[Raw records]
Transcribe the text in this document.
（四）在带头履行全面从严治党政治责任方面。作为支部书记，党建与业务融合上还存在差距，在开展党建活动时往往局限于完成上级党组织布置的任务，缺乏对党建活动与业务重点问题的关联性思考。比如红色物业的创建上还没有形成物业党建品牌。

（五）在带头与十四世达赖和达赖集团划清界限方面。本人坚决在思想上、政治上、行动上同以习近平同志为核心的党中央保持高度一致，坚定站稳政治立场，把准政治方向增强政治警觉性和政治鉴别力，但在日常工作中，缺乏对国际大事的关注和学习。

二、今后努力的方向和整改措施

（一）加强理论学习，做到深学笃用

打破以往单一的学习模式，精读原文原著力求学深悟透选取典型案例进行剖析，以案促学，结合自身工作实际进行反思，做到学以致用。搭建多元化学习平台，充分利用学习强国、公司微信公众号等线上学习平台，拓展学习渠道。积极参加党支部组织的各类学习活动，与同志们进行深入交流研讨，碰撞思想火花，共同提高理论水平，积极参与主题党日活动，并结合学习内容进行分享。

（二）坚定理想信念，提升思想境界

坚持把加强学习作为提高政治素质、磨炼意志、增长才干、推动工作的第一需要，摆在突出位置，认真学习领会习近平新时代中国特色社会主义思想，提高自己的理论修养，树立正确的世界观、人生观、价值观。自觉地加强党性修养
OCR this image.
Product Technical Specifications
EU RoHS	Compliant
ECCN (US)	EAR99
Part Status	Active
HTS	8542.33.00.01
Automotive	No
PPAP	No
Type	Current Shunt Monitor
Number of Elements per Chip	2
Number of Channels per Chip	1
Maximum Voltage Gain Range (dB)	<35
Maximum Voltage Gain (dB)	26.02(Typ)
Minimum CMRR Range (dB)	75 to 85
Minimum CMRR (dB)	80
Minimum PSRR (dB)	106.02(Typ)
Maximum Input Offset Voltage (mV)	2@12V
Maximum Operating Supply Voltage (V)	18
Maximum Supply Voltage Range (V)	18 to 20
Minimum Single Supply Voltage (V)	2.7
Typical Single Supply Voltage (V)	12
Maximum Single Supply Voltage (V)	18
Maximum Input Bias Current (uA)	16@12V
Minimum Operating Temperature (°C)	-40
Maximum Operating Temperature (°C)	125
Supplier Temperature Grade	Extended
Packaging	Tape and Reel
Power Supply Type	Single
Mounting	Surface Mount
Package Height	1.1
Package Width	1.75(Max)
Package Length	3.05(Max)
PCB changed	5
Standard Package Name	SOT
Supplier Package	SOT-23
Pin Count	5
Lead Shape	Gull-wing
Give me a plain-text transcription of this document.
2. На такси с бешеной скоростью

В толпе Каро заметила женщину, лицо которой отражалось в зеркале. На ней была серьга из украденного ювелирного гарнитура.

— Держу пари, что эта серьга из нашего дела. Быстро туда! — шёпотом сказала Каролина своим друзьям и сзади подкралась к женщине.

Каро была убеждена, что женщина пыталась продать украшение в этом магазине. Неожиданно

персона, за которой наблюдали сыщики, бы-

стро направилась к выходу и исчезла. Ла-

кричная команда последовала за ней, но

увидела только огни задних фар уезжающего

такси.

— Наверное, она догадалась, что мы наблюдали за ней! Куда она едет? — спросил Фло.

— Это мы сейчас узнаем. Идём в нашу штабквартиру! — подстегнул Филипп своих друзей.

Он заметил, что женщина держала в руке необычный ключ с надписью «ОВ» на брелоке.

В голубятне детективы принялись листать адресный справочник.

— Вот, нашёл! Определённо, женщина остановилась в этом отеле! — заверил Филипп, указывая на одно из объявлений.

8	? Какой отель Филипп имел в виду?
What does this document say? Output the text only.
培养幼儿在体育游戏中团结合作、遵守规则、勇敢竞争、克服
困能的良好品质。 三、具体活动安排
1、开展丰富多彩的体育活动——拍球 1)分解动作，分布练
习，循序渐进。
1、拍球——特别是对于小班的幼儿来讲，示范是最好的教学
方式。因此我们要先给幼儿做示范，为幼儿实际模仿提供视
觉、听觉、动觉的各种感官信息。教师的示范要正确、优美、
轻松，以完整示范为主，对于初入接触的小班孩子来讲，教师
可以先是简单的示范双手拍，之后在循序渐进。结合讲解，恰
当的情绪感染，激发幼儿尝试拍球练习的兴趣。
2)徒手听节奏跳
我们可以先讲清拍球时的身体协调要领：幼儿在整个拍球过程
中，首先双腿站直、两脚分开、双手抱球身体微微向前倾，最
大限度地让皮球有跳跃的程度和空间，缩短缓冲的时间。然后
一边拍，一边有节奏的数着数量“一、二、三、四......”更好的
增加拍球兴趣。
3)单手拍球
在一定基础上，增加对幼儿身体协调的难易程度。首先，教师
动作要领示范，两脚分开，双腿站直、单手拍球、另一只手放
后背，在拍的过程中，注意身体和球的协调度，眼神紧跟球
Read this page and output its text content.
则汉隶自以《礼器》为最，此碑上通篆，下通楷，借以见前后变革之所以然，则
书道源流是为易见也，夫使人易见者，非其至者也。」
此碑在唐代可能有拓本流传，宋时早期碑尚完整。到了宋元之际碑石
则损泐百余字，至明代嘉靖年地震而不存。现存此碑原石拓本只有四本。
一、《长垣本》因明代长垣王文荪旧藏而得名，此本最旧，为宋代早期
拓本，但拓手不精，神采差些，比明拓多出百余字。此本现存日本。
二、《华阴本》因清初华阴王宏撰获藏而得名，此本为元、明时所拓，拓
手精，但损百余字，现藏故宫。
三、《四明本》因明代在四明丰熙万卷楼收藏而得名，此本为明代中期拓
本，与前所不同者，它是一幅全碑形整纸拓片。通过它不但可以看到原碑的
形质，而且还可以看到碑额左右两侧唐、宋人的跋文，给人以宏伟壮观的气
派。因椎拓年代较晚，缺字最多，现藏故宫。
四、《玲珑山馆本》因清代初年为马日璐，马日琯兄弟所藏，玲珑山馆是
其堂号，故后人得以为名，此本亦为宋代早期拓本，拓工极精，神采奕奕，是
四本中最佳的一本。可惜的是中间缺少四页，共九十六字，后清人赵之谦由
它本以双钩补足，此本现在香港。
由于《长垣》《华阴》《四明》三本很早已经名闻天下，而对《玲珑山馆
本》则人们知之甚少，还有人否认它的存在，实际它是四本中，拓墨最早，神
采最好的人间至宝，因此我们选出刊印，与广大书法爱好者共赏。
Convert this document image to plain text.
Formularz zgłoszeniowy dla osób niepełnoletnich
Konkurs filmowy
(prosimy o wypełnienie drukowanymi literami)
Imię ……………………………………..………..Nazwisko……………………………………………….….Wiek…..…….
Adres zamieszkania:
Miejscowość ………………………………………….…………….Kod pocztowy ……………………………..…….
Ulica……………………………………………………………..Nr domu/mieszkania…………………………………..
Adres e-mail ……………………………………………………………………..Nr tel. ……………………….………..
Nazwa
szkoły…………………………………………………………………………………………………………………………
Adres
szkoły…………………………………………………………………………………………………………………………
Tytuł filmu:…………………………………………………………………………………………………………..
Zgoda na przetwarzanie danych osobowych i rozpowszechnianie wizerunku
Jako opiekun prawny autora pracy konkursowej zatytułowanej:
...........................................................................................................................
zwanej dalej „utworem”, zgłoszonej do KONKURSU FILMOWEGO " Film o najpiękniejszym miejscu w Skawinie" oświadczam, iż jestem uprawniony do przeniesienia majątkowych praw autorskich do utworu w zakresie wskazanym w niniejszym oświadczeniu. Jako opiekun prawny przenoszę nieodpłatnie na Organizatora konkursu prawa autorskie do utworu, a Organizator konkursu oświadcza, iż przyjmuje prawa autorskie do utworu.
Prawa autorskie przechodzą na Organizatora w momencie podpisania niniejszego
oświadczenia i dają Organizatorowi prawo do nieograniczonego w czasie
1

**Required task:** Locate the word "Operating" in the entries, and copy every line where it is found.

**Complete answer:**
Maximum Operating Supply Voltage (V)	18
Minimum Operating Temperature (°C)	-40
Maximum Operating Temperature (°C)	125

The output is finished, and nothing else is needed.